▶ [RECORDS SUPPLIED]
****

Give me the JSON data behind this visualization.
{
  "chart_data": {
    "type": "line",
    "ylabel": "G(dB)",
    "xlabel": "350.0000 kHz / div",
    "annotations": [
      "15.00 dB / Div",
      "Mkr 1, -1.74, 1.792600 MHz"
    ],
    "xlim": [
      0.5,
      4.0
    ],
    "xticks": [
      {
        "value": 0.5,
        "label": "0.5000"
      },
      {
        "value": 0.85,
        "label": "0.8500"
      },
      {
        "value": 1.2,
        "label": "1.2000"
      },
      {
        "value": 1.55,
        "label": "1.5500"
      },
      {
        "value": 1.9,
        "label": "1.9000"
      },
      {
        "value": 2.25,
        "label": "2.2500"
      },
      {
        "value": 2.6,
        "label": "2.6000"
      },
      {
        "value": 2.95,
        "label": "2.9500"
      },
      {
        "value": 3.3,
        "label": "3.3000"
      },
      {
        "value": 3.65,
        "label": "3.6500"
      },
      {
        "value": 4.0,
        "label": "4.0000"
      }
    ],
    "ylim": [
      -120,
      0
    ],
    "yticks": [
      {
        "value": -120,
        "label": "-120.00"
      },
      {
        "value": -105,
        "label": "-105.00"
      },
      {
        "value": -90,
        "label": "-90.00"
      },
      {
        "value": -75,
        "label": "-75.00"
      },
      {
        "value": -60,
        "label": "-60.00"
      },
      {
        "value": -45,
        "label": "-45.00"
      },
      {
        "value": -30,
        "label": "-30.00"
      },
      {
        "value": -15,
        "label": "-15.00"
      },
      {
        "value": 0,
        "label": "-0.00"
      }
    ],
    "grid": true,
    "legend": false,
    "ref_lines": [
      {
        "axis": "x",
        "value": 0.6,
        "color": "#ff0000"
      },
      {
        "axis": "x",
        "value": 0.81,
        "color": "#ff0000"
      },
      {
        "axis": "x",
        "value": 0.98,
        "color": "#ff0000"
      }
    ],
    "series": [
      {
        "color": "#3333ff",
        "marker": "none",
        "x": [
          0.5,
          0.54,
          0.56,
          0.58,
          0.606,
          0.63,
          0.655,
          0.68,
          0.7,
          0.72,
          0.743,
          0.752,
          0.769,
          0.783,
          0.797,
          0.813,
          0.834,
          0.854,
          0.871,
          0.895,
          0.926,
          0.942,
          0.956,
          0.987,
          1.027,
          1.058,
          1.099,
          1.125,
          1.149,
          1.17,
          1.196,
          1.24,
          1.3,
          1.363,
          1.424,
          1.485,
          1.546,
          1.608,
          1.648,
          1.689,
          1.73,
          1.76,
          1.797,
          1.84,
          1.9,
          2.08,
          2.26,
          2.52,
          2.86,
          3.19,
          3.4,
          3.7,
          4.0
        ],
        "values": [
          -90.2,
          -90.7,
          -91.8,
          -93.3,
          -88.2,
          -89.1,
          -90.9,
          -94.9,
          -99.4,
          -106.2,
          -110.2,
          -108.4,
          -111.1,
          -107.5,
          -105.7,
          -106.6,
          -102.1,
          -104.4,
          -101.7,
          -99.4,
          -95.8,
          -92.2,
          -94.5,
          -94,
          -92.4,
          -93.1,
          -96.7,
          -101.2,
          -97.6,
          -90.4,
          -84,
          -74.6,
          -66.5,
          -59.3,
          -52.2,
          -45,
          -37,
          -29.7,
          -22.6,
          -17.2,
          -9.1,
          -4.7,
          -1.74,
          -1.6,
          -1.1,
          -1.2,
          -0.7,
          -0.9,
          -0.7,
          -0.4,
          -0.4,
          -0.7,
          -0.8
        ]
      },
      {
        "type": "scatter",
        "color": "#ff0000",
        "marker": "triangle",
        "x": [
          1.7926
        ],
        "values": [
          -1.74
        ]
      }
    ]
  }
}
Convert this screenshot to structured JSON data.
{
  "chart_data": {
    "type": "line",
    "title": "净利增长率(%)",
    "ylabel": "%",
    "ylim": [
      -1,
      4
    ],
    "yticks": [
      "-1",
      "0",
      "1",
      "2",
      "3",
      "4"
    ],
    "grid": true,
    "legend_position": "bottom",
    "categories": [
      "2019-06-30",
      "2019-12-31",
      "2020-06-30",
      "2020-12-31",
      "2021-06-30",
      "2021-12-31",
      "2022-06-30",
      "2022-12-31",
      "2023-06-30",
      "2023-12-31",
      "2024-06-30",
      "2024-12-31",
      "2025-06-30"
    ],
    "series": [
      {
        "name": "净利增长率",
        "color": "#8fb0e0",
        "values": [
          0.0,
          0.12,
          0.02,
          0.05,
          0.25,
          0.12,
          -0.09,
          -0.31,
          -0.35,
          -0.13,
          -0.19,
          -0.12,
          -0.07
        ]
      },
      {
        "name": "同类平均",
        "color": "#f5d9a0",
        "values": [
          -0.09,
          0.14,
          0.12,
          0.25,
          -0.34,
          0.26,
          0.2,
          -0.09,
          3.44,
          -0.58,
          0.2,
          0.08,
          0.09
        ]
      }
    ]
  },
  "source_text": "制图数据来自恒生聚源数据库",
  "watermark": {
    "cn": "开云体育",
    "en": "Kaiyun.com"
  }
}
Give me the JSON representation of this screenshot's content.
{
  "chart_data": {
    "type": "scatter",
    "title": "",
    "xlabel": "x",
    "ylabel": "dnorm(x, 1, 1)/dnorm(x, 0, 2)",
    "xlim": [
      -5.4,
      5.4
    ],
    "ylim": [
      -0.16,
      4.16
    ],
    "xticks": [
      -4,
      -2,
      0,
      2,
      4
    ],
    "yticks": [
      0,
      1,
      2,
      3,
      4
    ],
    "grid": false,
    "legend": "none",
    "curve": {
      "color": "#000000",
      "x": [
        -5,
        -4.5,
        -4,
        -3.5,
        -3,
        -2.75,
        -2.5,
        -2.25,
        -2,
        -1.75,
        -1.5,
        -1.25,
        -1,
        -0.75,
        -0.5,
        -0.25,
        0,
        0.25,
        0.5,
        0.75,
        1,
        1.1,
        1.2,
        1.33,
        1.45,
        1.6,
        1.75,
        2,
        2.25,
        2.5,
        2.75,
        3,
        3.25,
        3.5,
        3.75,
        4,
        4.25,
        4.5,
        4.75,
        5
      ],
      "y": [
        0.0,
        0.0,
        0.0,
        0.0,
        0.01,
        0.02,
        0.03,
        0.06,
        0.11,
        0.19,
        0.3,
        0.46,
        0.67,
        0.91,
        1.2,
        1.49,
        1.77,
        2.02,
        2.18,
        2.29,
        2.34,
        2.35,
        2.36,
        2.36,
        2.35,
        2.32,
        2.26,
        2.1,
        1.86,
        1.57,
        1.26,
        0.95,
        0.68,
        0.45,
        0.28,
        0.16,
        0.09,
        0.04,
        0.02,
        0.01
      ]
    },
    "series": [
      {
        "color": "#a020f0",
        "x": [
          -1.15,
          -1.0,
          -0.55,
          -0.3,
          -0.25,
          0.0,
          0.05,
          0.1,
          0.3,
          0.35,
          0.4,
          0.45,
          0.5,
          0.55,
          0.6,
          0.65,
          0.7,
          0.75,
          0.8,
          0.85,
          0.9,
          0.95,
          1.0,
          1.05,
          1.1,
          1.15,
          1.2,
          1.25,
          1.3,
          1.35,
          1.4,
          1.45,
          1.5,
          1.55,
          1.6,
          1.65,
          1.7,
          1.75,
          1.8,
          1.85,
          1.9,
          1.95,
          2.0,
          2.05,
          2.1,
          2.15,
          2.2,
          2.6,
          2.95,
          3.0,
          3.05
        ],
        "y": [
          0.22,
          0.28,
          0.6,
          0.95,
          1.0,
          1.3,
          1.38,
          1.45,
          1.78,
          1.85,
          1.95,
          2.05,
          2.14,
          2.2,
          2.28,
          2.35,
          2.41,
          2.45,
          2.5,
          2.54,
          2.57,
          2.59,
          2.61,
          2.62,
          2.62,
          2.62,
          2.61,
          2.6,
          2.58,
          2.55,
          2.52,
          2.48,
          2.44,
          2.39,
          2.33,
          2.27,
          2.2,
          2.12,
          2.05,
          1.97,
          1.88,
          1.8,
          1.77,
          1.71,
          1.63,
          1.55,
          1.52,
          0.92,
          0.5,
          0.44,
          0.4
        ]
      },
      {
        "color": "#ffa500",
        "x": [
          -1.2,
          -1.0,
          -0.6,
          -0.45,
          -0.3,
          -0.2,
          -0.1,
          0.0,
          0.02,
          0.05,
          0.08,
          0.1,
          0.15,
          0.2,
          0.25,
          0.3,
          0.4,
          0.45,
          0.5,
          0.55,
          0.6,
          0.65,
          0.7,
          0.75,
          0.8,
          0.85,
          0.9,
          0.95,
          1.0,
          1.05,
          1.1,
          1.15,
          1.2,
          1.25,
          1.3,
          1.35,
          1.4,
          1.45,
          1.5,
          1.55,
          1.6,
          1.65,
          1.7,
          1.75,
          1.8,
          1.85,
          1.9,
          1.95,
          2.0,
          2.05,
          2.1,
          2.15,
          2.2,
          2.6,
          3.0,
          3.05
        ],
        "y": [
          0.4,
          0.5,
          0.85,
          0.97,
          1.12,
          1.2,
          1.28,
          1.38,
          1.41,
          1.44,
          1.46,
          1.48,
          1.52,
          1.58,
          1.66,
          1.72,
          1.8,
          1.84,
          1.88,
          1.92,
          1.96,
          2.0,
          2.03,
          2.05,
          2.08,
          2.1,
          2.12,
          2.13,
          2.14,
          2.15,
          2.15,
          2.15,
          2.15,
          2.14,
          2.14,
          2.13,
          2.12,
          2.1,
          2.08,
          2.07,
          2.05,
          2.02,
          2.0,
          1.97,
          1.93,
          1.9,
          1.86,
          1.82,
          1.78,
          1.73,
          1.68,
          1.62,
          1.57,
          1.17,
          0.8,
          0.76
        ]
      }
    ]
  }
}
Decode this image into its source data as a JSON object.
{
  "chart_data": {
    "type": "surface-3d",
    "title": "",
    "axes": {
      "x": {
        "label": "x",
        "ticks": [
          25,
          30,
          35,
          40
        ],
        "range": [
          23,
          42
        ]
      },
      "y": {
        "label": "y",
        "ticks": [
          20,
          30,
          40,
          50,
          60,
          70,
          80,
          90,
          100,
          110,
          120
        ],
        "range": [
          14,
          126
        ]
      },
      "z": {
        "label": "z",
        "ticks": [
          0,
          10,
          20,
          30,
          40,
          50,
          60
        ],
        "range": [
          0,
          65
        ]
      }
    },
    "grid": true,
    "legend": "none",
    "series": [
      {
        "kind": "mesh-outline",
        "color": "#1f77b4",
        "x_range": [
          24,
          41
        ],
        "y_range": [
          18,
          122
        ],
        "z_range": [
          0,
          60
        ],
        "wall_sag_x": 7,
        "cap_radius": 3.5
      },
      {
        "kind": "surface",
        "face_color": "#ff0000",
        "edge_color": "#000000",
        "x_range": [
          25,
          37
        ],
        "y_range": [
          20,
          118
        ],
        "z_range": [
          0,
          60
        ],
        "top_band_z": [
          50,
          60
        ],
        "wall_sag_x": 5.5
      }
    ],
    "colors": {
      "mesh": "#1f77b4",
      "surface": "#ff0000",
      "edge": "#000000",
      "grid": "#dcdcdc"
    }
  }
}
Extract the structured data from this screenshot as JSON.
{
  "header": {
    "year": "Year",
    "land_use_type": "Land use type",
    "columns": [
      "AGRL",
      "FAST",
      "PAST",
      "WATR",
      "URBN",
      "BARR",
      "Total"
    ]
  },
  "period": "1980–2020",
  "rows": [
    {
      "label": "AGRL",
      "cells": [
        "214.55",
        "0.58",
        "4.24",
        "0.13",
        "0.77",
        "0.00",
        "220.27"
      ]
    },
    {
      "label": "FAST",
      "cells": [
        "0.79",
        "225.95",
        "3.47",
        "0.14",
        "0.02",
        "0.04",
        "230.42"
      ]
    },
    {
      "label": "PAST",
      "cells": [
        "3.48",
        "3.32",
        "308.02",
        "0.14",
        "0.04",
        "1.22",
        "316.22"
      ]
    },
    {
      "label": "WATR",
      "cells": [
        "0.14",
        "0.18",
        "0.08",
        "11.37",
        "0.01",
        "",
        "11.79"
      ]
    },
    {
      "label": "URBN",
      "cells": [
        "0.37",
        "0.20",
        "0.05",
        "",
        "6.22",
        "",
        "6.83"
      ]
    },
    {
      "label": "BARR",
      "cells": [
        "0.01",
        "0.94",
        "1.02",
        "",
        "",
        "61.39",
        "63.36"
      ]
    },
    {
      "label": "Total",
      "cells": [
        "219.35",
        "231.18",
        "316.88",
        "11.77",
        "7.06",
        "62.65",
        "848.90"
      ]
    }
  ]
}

****

▶ [PROBLEM TO SOLVE]
Copy out each line of the data where the string "Give" appears.

▶ [SOLUTION FOR THIS EXERCISE]
Give me the JSON data behind this visualization.
Give me the JSON representation of this screenshot's content.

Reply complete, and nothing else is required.